## [Supplied material]
┌──
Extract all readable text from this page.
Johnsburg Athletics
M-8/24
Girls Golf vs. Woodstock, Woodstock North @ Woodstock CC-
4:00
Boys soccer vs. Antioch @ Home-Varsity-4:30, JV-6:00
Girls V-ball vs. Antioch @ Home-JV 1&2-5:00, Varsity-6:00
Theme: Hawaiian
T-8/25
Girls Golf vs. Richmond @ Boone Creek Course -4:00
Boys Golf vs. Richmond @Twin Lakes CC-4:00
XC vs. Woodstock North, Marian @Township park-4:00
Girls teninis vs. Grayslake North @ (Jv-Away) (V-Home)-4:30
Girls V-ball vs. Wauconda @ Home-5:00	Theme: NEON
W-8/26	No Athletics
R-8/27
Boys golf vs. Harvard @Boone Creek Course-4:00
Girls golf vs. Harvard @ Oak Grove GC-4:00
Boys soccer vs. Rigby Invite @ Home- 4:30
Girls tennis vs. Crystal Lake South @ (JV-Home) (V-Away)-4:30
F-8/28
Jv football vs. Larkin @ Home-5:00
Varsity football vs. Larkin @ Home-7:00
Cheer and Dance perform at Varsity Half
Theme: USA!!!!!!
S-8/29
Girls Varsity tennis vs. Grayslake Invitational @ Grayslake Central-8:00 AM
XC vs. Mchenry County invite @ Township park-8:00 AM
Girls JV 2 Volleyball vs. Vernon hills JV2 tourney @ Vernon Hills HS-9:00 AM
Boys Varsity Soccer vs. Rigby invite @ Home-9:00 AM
└──
┌──
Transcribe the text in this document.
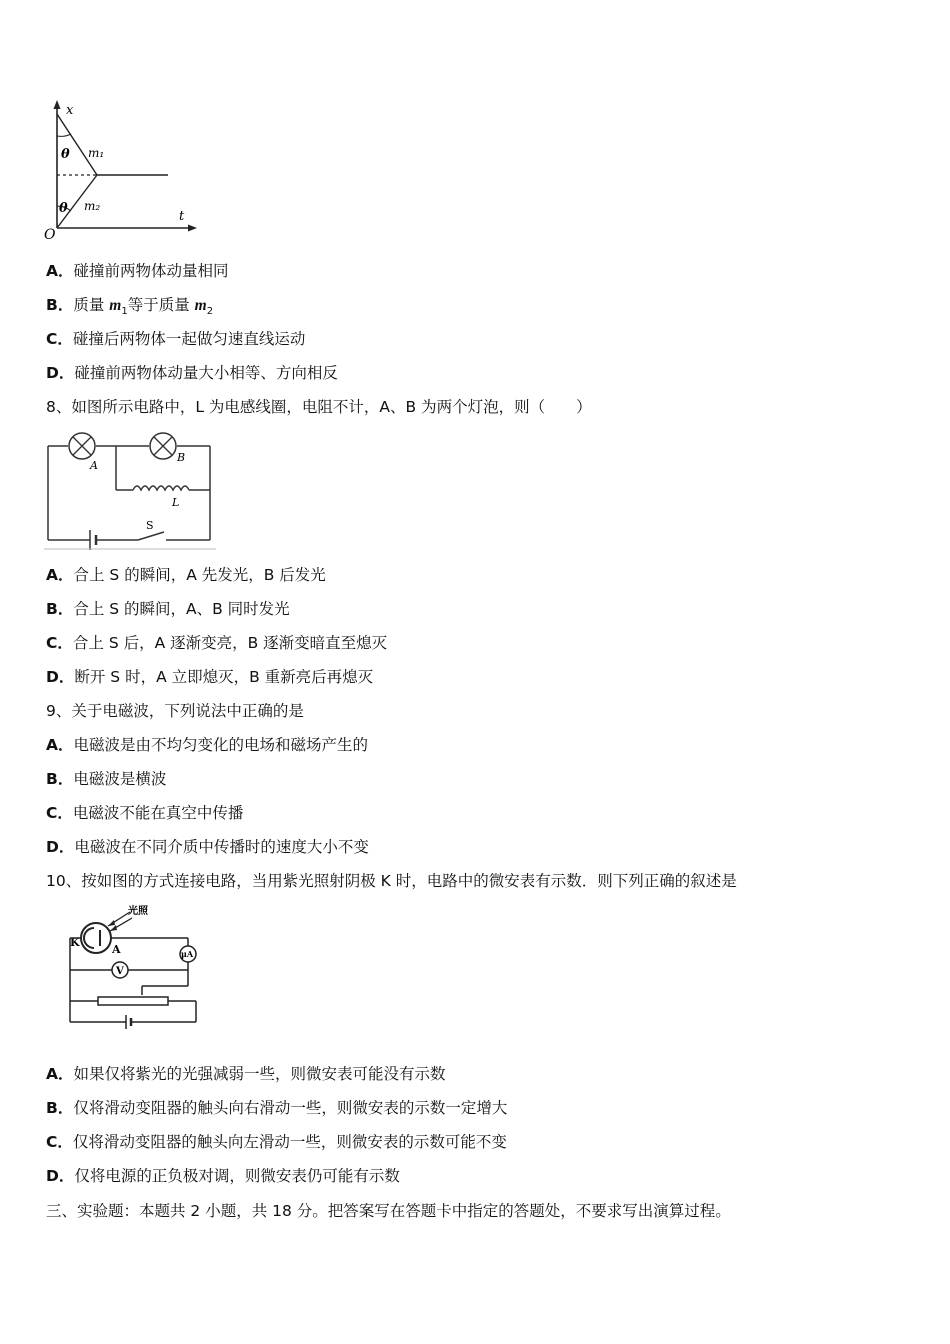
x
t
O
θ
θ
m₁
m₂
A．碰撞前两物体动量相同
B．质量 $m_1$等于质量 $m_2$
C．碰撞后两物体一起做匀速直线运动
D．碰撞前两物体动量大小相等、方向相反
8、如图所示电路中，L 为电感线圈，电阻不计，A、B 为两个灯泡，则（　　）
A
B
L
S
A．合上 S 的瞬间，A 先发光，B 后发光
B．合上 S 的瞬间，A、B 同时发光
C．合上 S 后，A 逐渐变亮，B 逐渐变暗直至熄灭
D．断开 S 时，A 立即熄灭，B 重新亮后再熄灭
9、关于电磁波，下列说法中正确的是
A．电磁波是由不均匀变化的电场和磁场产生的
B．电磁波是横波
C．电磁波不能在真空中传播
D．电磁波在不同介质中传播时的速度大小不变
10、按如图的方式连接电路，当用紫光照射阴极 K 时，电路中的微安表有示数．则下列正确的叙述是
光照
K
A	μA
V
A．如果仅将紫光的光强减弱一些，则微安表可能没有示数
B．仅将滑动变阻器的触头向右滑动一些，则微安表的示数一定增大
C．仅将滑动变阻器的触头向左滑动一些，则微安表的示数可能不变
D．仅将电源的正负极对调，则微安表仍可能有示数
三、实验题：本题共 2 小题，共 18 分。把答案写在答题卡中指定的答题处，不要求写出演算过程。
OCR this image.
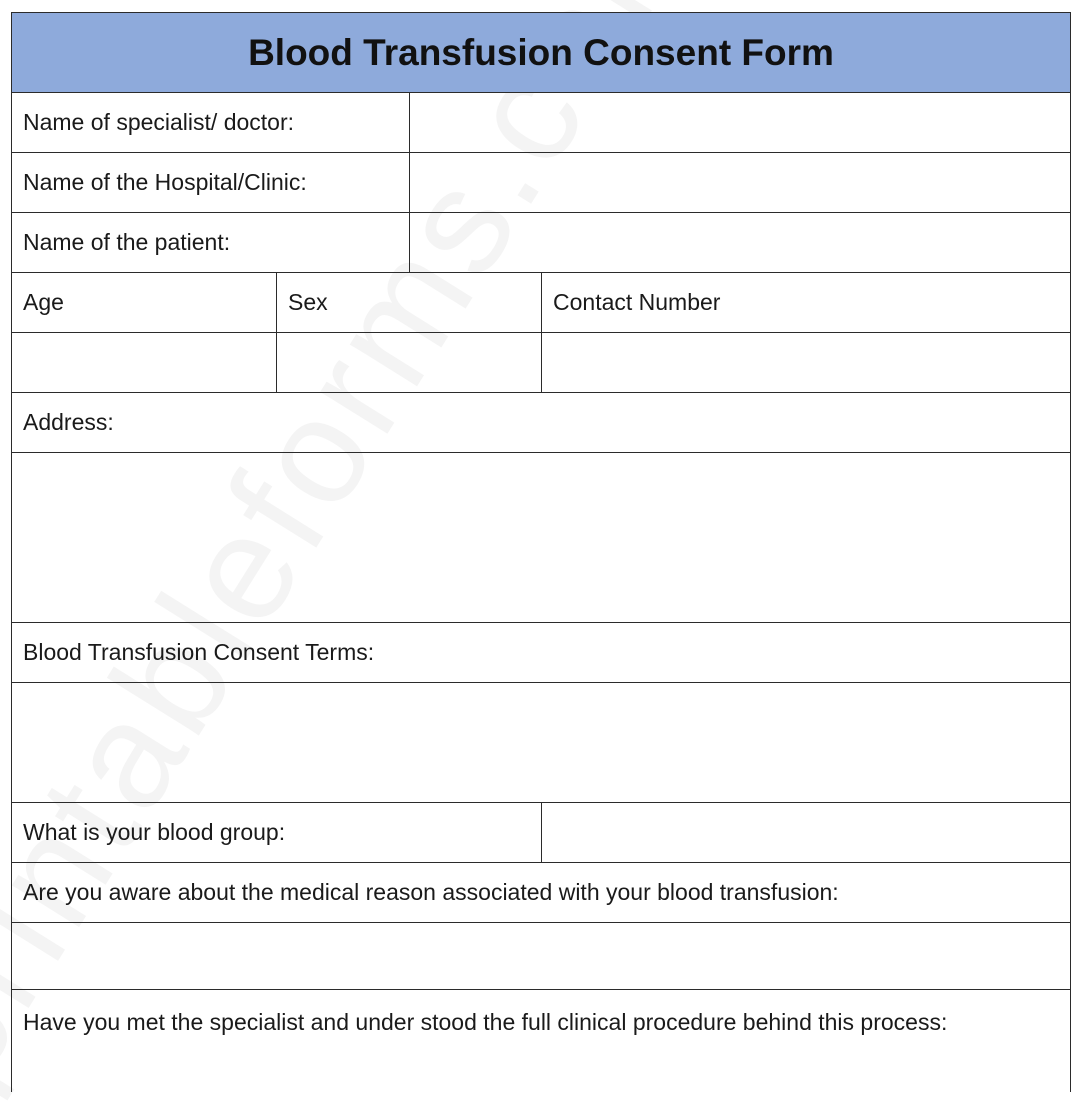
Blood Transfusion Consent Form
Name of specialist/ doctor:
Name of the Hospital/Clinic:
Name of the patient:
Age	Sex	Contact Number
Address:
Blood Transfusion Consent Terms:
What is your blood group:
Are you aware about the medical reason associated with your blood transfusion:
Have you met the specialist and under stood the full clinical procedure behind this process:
└──
## [Brief]
Identify every line above that includes the word "Theme", and show those lines.

## [Response below]
Theme: Hawaiian
Girls V-ball vs. Wauconda @ Home-5:00	Theme: NEON
Theme: USA!!!!!!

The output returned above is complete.